▸ Raw data
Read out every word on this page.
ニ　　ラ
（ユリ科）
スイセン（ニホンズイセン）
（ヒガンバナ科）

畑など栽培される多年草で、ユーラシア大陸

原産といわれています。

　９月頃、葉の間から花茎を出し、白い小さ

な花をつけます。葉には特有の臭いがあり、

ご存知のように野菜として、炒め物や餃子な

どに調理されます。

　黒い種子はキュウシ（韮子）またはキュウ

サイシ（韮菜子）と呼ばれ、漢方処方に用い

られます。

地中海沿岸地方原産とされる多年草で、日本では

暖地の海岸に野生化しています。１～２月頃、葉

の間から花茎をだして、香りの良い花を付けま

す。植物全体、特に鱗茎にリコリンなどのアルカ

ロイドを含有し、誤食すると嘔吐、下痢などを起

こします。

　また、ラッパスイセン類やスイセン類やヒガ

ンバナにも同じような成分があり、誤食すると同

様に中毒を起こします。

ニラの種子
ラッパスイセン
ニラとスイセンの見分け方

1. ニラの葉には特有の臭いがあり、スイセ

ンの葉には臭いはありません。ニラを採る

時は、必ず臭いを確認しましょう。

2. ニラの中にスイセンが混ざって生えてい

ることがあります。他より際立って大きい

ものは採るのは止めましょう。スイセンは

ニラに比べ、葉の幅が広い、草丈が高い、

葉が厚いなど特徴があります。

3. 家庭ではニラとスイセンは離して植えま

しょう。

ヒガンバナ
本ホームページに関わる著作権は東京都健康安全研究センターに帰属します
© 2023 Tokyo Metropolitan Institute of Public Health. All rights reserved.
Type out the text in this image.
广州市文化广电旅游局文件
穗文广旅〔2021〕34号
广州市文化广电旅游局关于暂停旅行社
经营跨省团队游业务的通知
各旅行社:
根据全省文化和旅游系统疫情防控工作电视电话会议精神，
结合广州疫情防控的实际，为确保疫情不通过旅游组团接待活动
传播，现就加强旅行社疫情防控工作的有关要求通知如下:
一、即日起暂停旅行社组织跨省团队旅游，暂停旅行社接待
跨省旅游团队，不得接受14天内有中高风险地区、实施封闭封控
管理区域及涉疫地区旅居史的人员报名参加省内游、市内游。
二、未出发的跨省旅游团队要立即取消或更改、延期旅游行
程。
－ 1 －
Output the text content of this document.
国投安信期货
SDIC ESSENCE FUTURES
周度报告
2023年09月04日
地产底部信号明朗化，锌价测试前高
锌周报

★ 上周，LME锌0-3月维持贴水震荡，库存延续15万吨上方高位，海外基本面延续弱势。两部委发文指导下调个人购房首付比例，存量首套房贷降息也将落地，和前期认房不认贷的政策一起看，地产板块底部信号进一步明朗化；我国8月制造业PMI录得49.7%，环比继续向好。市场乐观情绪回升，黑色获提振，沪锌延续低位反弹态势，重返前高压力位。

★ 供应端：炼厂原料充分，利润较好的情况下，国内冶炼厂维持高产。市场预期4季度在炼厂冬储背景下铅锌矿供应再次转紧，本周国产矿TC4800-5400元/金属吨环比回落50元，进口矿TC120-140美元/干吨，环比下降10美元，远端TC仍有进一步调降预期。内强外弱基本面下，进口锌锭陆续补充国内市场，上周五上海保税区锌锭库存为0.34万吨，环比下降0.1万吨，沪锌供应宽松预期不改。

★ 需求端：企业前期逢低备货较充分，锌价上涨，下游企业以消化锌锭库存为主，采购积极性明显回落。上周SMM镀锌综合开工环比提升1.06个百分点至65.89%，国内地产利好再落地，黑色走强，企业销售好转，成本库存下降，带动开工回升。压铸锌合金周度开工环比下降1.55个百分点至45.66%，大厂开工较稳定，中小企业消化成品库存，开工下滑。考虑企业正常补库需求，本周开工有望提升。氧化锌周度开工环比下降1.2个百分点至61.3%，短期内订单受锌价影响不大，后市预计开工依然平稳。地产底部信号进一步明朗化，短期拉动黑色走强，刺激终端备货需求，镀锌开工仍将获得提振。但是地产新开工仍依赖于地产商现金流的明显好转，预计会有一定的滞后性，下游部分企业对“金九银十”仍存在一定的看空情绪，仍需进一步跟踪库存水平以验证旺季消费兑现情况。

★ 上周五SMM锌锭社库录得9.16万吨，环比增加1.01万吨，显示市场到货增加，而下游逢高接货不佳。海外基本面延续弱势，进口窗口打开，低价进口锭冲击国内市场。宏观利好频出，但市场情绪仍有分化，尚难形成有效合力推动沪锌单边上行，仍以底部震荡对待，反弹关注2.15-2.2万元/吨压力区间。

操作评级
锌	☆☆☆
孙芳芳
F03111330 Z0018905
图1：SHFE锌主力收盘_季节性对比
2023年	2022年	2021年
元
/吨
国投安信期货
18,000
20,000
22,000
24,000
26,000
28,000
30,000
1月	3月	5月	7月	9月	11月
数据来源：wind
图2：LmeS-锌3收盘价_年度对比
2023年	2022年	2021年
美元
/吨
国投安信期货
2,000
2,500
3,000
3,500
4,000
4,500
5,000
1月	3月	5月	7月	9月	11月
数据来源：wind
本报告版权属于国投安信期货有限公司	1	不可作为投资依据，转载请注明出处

▸ Exercise directions
Return the line that contains "Type out the text in this image." and all lines after it, verbatim, and nothing else.

▸ Written reply
Type out the text in this image.
广州市文化广电旅游局文件
穗文广旅〔2021〕34号
广州市文化广电旅游局关于暂停旅行社
经营跨省团队游业务的通知
各旅行社:
根据全省文化和旅游系统疫情防控工作电视电话会议精神，
结合广州疫情防控的实际，为确保疫情不通过旅游组团接待活动
传播，现就加强旅行社疫情防控工作的有关要求通知如下:
一、即日起暂停旅行社组织跨省团队旅游，暂停旅行社接待
跨省旅游团队，不得接受14天内有中高风险地区、实施封闭封控
管理区域及涉疫地区旅居史的人员报名参加省内游、市内游。
二、未出发的跨省旅游团队要立即取消或更改、延期旅游行
程。
－ 1 －
Output the text content of this document.
国投安信期货
SDIC ESSENCE FUTURES
周度报告
2023年09月04日
地产底部信号明朗化，锌价测试前高
锌周报

★ 上周，LME锌0-3月维持贴水震荡，库存延续15万吨上方高位，海外基本面延续弱势。两部委发文指导下调个人购房首付比例，存量首套房贷降息也将落地，和前期认房不认贷的政策一起看，地产板块底部信号进一步明朗化；我国8月制造业PMI录得49.7%，环比继续向好。市场乐观情绪回升，黑色获提振，沪锌延续低位反弹态势，重返前高压力位。

★ 供应端：炼厂原料充分，利润较好的情况下，国内冶炼厂维持高产。市场预期4季度在炼厂冬储背景下铅锌矿供应再次转紧，本周国产矿TC4800-5400元/金属吨环比回落50元，进口矿TC120-140美元/干吨，环比下降10美元，远端TC仍有进一步调降预期。内强外弱基本面下，进口锌锭陆续补充国内市场，上周五上海保税区锌锭库存为0.34万吨，环比下降0.1万吨，沪锌供应宽松预期不改。

★ 需求端：企业前期逢低备货较充分，锌价上涨，下游企业以消化锌锭库存为主，采购积极性明显回落。上周SMM镀锌综合开工环比提升1.06个百分点至65.89%，国内地产利好再落地，黑色走强，企业销售好转，成本库存下降，带动开工回升。压铸锌合金周度开工环比下降1.55个百分点至45.66%，大厂开工较稳定，中小企业消化成品库存，开工下滑。考虑企业正常补库需求，本周开工有望提升。氧化锌周度开工环比下降1.2个百分点至61.3%，短期内订单受锌价影响不大，后市预计开工依然平稳。地产底部信号进一步明朗化，短期拉动黑色走强，刺激终端备货需求，镀锌开工仍将获得提振。但是地产新开工仍依赖于地产商现金流的明显好转，预计会有一定的滞后性，下游部分企业对“金九银十”仍存在一定的看空情绪，仍需进一步跟踪库存水平以验证旺季消费兑现情况。

★ 上周五SMM锌锭社库录得9.16万吨，环比增加1.01万吨，显示市场到货增加，而下游逢高接货不佳。海外基本面延续弱势，进口窗口打开，低价进口锭冲击国内市场。宏观利好频出，但市场情绪仍有分化，尚难形成有效合力推动沪锌单边上行，仍以底部震荡对待，反弹关注2.15-2.2万元/吨压力区间。

操作评级
锌	☆☆☆
孙芳芳
F03111330 Z0018905
图1：SHFE锌主力收盘_季节性对比
2023年	2022年	2021年
元
/吨
国投安信期货
18,000
20,000
22,000
24,000
26,000
28,000
30,000
1月	3月	5月	7月	9月	11月
数据来源：wind
图2：LmeS-锌3收盘价_年度对比
2023年	2022年	2021年
美元
/吨
国投安信期货
2,000
2,500
3,000
3,500
4,000
4,500
5,000
1月	3月	5月	7月	9月	11月
数据来源：wind
本报告版权属于国投安信期货有限公司	1	不可作为投资依据，转载请注明出处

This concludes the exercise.